Saved data entries:
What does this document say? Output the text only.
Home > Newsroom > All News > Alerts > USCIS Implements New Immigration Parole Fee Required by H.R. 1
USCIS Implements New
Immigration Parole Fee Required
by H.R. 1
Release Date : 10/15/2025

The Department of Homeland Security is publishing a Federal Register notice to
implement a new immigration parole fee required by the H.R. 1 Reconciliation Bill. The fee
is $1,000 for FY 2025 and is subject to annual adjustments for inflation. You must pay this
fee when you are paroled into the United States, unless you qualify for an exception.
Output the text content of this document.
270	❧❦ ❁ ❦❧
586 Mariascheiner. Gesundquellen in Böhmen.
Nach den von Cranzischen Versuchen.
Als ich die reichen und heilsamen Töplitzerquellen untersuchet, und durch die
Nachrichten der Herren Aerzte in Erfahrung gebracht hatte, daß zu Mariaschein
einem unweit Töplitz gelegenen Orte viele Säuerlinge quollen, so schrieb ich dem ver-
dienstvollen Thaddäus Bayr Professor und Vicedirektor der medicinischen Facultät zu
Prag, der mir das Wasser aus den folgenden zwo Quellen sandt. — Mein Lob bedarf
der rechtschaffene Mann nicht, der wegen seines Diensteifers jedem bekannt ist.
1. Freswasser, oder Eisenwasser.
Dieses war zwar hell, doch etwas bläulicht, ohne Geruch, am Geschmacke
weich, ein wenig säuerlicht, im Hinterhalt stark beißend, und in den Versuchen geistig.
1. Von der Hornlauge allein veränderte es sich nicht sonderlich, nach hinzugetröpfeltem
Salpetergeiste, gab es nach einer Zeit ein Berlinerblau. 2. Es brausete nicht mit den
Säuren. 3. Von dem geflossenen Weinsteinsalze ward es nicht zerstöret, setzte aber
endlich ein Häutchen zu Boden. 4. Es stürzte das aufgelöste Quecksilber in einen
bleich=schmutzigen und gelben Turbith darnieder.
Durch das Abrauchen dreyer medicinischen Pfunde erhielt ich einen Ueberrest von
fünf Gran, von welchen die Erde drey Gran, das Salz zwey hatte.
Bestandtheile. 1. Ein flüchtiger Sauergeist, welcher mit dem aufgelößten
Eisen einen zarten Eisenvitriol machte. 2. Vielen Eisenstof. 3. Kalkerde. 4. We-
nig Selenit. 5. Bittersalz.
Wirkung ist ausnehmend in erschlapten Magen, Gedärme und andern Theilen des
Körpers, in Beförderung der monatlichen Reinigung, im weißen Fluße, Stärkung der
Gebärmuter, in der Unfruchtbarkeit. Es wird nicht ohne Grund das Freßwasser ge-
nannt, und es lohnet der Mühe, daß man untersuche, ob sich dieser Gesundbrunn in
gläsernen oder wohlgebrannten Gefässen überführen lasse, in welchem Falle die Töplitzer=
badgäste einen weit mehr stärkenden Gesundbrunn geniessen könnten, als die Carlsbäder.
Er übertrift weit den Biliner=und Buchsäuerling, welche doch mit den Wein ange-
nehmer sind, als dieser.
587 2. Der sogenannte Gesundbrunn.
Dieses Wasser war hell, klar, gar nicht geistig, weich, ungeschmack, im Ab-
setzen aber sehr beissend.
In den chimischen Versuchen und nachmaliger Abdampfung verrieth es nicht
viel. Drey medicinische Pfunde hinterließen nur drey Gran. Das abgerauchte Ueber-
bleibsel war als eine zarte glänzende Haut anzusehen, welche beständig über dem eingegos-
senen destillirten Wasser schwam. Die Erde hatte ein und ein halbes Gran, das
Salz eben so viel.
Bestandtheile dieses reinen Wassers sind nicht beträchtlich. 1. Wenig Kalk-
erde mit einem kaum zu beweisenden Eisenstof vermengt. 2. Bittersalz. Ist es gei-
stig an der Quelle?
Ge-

PROMPT
Repeat each record in full; every line must match exactly.

THE SOLUTION
What does this document say? Output the text only.
Home > Newsroom > All News > Alerts > USCIS Implements New Immigration Parole Fee Required by H.R. 1
USCIS Implements New
Immigration Parole Fee Required
by H.R. 1
Release Date : 10/15/2025

The Department of Homeland Security is publishing a Federal Register notice to
implement a new immigration parole fee required by the H.R. 1 Reconciliation Bill. The fee
is $1,000 for FY 2025 and is subject to annual adjustments for inflation. You must pay this
fee when you are paroled into the United States, unless you qualify for an exception.
Output the text content of this document.
270	❧❦ ❁ ❦❧
586 Mariascheiner. Gesundquellen in Böhmen.
Nach den von Cranzischen Versuchen.
Als ich die reichen und heilsamen Töplitzerquellen untersuchet, und durch die
Nachrichten der Herren Aerzte in Erfahrung gebracht hatte, daß zu Mariaschein
einem unweit Töplitz gelegenen Orte viele Säuerlinge quollen, so schrieb ich dem ver-
dienstvollen Thaddäus Bayr Professor und Vicedirektor der medicinischen Facultät zu
Prag, der mir das Wasser aus den folgenden zwo Quellen sandt. — Mein Lob bedarf
der rechtschaffene Mann nicht, der wegen seines Diensteifers jedem bekannt ist.
1. Freswasser, oder Eisenwasser.
Dieses war zwar hell, doch etwas bläulicht, ohne Geruch, am Geschmacke
weich, ein wenig säuerlicht, im Hinterhalt stark beißend, und in den Versuchen geistig.
1. Von der Hornlauge allein veränderte es sich nicht sonderlich, nach hinzugetröpfeltem
Salpetergeiste, gab es nach einer Zeit ein Berlinerblau. 2. Es brausete nicht mit den
Säuren. 3. Von dem geflossenen Weinsteinsalze ward es nicht zerstöret, setzte aber
endlich ein Häutchen zu Boden. 4. Es stürzte das aufgelöste Quecksilber in einen
bleich=schmutzigen und gelben Turbith darnieder.
Durch das Abrauchen dreyer medicinischen Pfunde erhielt ich einen Ueberrest von
fünf Gran, von welchen die Erde drey Gran, das Salz zwey hatte.
Bestandtheile. 1. Ein flüchtiger Sauergeist, welcher mit dem aufgelößten
Eisen einen zarten Eisenvitriol machte. 2. Vielen Eisenstof. 3. Kalkerde. 4. We-
nig Selenit. 5. Bittersalz.
Wirkung ist ausnehmend in erschlapten Magen, Gedärme und andern Theilen des
Körpers, in Beförderung der monatlichen Reinigung, im weißen Fluße, Stärkung der
Gebärmuter, in der Unfruchtbarkeit. Es wird nicht ohne Grund das Freßwasser ge-
nannt, und es lohnet der Mühe, daß man untersuche, ob sich dieser Gesundbrunn in
gläsernen oder wohlgebrannten Gefässen überführen lasse, in welchem Falle die Töplitzer=
badgäste einen weit mehr stärkenden Gesundbrunn geniessen könnten, als die Carlsbäder.
Er übertrift weit den Biliner=und Buchsäuerling, welche doch mit den Wein ange-
nehmer sind, als dieser.
587 2. Der sogenannte Gesundbrunn.
Dieses Wasser war hell, klar, gar nicht geistig, weich, ungeschmack, im Ab-
setzen aber sehr beissend.
In den chimischen Versuchen und nachmaliger Abdampfung verrieth es nicht
viel. Drey medicinische Pfunde hinterließen nur drey Gran. Das abgerauchte Ueber-
bleibsel war als eine zarte glänzende Haut anzusehen, welche beständig über dem eingegos-
senen destillirten Wasser schwam. Die Erde hatte ein und ein halbes Gran, das
Salz eben so viel.
Bestandtheile dieses reinen Wassers sind nicht beträchtlich. 1. Wenig Kalk-
erde mit einem kaum zu beweisenden Eisenstof vermengt. 2. Bittersalz. Ist es gei-
stig an der Quelle?
Ge-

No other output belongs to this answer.